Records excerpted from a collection
########
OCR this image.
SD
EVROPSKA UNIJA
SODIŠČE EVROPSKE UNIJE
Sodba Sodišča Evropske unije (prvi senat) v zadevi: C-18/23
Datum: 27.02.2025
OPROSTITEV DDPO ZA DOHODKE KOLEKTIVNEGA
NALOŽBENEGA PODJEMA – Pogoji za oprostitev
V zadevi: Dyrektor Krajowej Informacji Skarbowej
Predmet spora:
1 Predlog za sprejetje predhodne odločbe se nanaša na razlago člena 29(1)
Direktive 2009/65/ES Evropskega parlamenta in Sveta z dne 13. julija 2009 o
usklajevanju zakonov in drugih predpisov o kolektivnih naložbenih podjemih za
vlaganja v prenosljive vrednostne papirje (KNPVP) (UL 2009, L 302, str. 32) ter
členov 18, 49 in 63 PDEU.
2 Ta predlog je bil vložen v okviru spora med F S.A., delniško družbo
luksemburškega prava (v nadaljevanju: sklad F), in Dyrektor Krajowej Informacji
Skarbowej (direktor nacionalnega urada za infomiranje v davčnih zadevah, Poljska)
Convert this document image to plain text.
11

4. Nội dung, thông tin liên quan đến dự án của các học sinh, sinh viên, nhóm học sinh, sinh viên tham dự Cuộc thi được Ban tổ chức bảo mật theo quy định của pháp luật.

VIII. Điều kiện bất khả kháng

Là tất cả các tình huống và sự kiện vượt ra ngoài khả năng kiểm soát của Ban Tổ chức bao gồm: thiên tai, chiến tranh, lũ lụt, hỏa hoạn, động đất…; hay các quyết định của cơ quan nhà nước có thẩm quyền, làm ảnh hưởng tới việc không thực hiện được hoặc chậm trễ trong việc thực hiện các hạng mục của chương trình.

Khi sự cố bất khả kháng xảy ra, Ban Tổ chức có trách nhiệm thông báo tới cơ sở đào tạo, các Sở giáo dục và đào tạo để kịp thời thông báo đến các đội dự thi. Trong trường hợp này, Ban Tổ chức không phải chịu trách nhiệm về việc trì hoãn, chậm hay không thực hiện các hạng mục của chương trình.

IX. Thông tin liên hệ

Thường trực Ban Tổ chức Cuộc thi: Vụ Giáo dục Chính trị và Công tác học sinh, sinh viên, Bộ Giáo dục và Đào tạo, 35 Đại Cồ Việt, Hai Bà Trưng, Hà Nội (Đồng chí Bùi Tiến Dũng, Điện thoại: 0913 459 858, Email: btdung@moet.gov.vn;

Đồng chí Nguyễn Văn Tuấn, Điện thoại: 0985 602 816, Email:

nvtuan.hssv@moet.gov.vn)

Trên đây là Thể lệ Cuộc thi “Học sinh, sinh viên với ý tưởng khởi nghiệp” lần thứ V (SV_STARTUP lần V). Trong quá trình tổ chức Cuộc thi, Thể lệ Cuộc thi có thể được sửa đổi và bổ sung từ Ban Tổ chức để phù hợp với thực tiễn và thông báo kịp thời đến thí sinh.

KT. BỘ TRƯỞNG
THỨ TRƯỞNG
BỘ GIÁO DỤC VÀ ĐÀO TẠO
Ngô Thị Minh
########
§ **What you have to do**
State the number of lines above that hold the string "Skarbowej", with nothing added.

§ **Task response**
2